## EXERCISE GOAL
Pictures are not part of the copy; repeat everything else in the records exactly.
══════════
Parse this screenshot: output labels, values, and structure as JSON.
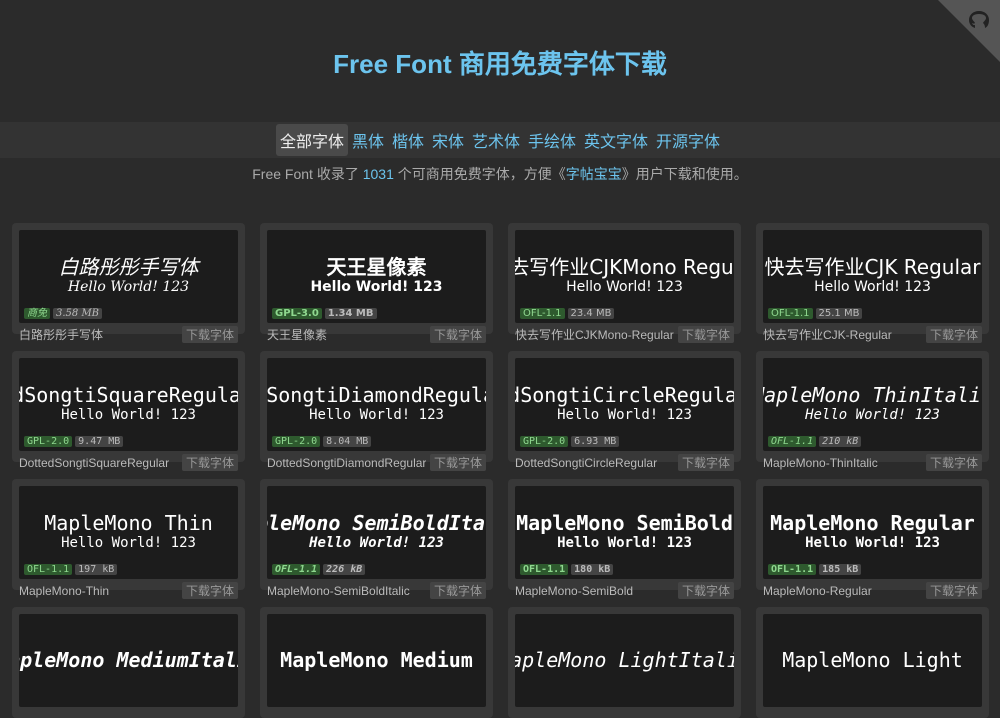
{
  "header": {
    "title": "Free Font 商用免费字体下载",
    "corner_icon": "github-icon"
  },
  "nav": {
    "items": [
      {
        "label": "全部字体",
        "active": true
      },
      {
        "label": "黑体"
      },
      {
        "label": "楷体"
      },
      {
        "label": "宋体"
      },
      {
        "label": "艺术体"
      },
      {
        "label": "手绘体"
      },
      {
        "label": "英文字体"
      },
      {
        "label": "开源字体"
      }
    ]
  },
  "intro": {
    "prefix": "Free Font 收录了",
    "count": "1031",
    "middle": "个可商用免费字体，方便《",
    "link": "字帖宝宝",
    "suffix": "》用户下载和使用。"
  },
  "colors": {
    "accent": "#6cc4ee",
    "background": "#2b2b2b",
    "card": "#383838",
    "preview": "#1c1c1c"
  },
  "download_label": "下载字体",
  "fonts": [
    {
      "preview_name": "白路彤彤手写体",
      "preview_sample": "Hello World! 123",
      "style": "brush",
      "license": "商免",
      "size": "3.58 MB",
      "name": "白路彤彤手写体"
    },
    {
      "preview_name": "天王星像素",
      "preview_sample": "Hello World! 123",
      "style": "pixel",
      "license": "GPL-3.0",
      "size": "1.34 MB",
      "name": "天王星像素"
    },
    {
      "preview_name": "快去写作业CJKMono Regular",
      "preview_sample": "Hello World! 123",
      "style": "rounded",
      "license": "OFL-1.1",
      "size": "23.4 MB",
      "name": "快去写作业CJKMono-Regular"
    },
    {
      "preview_name": "快去写作业CJK Regular",
      "preview_sample": "Hello World! 123",
      "style": "rounded",
      "license": "OFL-1.1",
      "size": "25.1 MB",
      "name": "快去写作业CJK-Regular"
    },
    {
      "preview_name": "DottedSongtiSquareRegular 字体",
      "preview_sample": "Hello World! 123",
      "style": "mono",
      "license": "GPL-2.0",
      "size": "9.47 MB",
      "name": "DottedSongtiSquareRegular"
    },
    {
      "preview_name": "DottedSongtiDiamondRegular 字体",
      "preview_sample": "Hello World! 123",
      "style": "mono",
      "license": "GPL-2.0",
      "size": "8.04 MB",
      "name": "DottedSongtiDiamondRegular"
    },
    {
      "preview_name": "DottedSongtiCircleRegular 字体",
      "preview_sample": "Hello World! 123",
      "style": "mono",
      "license": "GPL-2.0",
      "size": "6.93 MB",
      "name": "DottedSongtiCircleRegular"
    },
    {
      "preview_name": "MapleMono ThinItalic",
      "preview_sample": "Hello World! 123",
      "style": "mono-italic",
      "license": "OFL-1.1",
      "size": "210 kB",
      "name": "MapleMono-ThinItalic"
    },
    {
      "preview_name": "MapleMono Thin",
      "preview_sample": "Hello World! 123",
      "style": "mono",
      "license": "OFL-1.1",
      "size": "197 kB",
      "name": "MapleMono-Thin"
    },
    {
      "preview_name": "MapleMono SemiBoldItalic",
      "preview_sample": "Hello World! 123",
      "style": "mono-bold-italic",
      "license": "OFL-1.1",
      "size": "226 kB",
      "name": "MapleMono-SemiBoldItalic"
    },
    {
      "preview_name": "MapleMono SemiBold",
      "preview_sample": "Hello World! 123",
      "style": "mono-bold",
      "license": "OFL-1.1",
      "size": "180 kB",
      "name": "MapleMono-SemiBold"
    },
    {
      "preview_name": "MapleMono Regular",
      "preview_sample": "Hello World! 123",
      "style": "mono-bold",
      "license": "OFL-1.1",
      "size": "185 kB",
      "name": "MapleMono-Regular"
    },
    {
      "preview_name": "MapleMono MediumItalic",
      "preview_sample": "",
      "style": "mono-bold-italic",
      "license": "",
      "size": "",
      "name": ""
    },
    {
      "preview_name": "MapleMono Medium",
      "preview_sample": "",
      "style": "mono-bold",
      "license": "",
      "size": "",
      "name": ""
    },
    {
      "preview_name": "MapleMono LightItalic",
      "preview_sample": "",
      "style": "mono-italic",
      "license": "",
      "size": "",
      "name": ""
    },
    {
      "preview_name": "MapleMono Light",
      "preview_sample": "",
      "style": "mono",
      "license": "",
      "size": "",
      "name": ""
    }
  ]
}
══════════
## RESULT OF THIS TASK
Parse this screenshot: output labels, values, and structure as JSON.
{
  "header": {
    "title": "Free Font 商用免费字体下载",
    "corner_icon": "github-icon"
  },
  "nav": {
    "items": [
      {
        "label": "全部字体",
        "active": true
      },
      {
        "label": "黑体"
      },
      {
        "label": "楷体"
      },
      {
        "label": "宋体"
      },
      {
        "label": "艺术体"
      },
      {
        "label": "手绘体"
      },
      {
        "label": "英文字体"
      },
      {
        "label": "开源字体"
      }
    ]
  },
  "intro": {
    "prefix": "Free Font 收录了",
    "count": "1031",
    "middle": "个可商用免费字体，方便《",
    "link": "字帖宝宝",
    "suffix": "》用户下载和使用。"
  },
  "colors": {
    "accent": "#6cc4ee",
    "background": "#2b2b2b",
    "card": "#383838",
    "preview": "#1c1c1c"
  },
  "download_label": "下载字体",
  "fonts": [
    {
      "preview_name": "白路彤彤手写体",
      "preview_sample": "Hello World! 123",
      "style": "brush",
      "license": "商免",
      "size": "3.58 MB",
      "name": "白路彤彤手写体"
    },
    {
      "preview_name": "天王星像素",
      "preview_sample": "Hello World! 123",
      "style": "pixel",
      "license": "GPL-3.0",
      "size": "1.34 MB",
      "name": "天王星像素"
    },
    {
      "preview_name": "快去写作业CJKMono Regular",
      "preview_sample": "Hello World! 123",
      "style": "rounded",
      "license": "OFL-1.1",
      "size": "23.4 MB",
      "name": "快去写作业CJKMono-Regular"
    },
    {
      "preview_name": "快去写作业CJK Regular",
      "preview_sample": "Hello World! 123",
      "style": "rounded",
      "license": "OFL-1.1",
      "size": "25.1 MB",
      "name": "快去写作业CJK-Regular"
    },
    {
      "preview_name": "DottedSongtiSquareRegular 字体",
      "preview_sample": "Hello World! 123",
      "style": "mono",
      "license": "GPL-2.0",
      "size": "9.47 MB",
      "name": "DottedSongtiSquareRegular"
    },
    {
      "preview_name": "DottedSongtiDiamondRegular 字体",
      "preview_sample": "Hello World! 123",
      "style": "mono",
      "license": "GPL-2.0",
      "size": "8.04 MB",
      "name": "DottedSongtiDiamondRegular"
    },
    {
      "preview_name": "DottedSongtiCircleRegular 字体",
      "preview_sample": "Hello World! 123",
      "style": "mono",
      "license": "GPL-2.0",
      "size": "6.93 MB",
      "name": "DottedSongtiCircleRegular"
    },
    {
      "preview_name": "MapleMono ThinItalic",
      "preview_sample": "Hello World! 123",
      "style": "mono-italic",
      "license": "OFL-1.1",
      "size": "210 kB",
      "name": "MapleMono-ThinItalic"
    },
    {
      "preview_name": "MapleMono Thin",
      "preview_sample": "Hello World! 123",
      "style": "mono",
      "license": "OFL-1.1",
      "size": "197 kB",
      "name": "MapleMono-Thin"
    },
    {
      "preview_name": "MapleMono SemiBoldItalic",
      "preview_sample": "Hello World! 123",
      "style": "mono-bold-italic",
      "license": "OFL-1.1",
      "size": "226 kB",
      "name": "MapleMono-SemiBoldItalic"
    },
    {
      "preview_name": "MapleMono SemiBold",
      "preview_sample": "Hello World! 123",
      "style": "mono-bold",
      "license": "OFL-1.1",
      "size": "180 kB",
      "name": "MapleMono-SemiBold"
    },
    {
      "preview_name": "MapleMono Regular",
      "preview_sample": "Hello World! 123",
      "style": "mono-bold",
      "license": "OFL-1.1",
      "size": "185 kB",
      "name": "MapleMono-Regular"
    },
    {
      "preview_name": "MapleMono MediumItalic",
      "preview_sample": "",
      "style": "mono-bold-italic",
      "license": "",
      "size": "",
      "name": ""
    },
    {
      "preview_name": "MapleMono Medium",
      "preview_sample": "",
      "style": "mono-bold",
      "license": "",
      "size": "",
      "name": ""
    },
    {
      "preview_name": "MapleMono LightItalic",
      "preview_sample": "",
      "style": "mono-italic",
      "license": "",
      "size": "",
      "name": ""
    },
    {
      "preview_name": "MapleMono Light",
      "preview_sample": "",
      "style": "mono",
      "license": "",
      "size": "",
      "name": ""
    }
  ]
}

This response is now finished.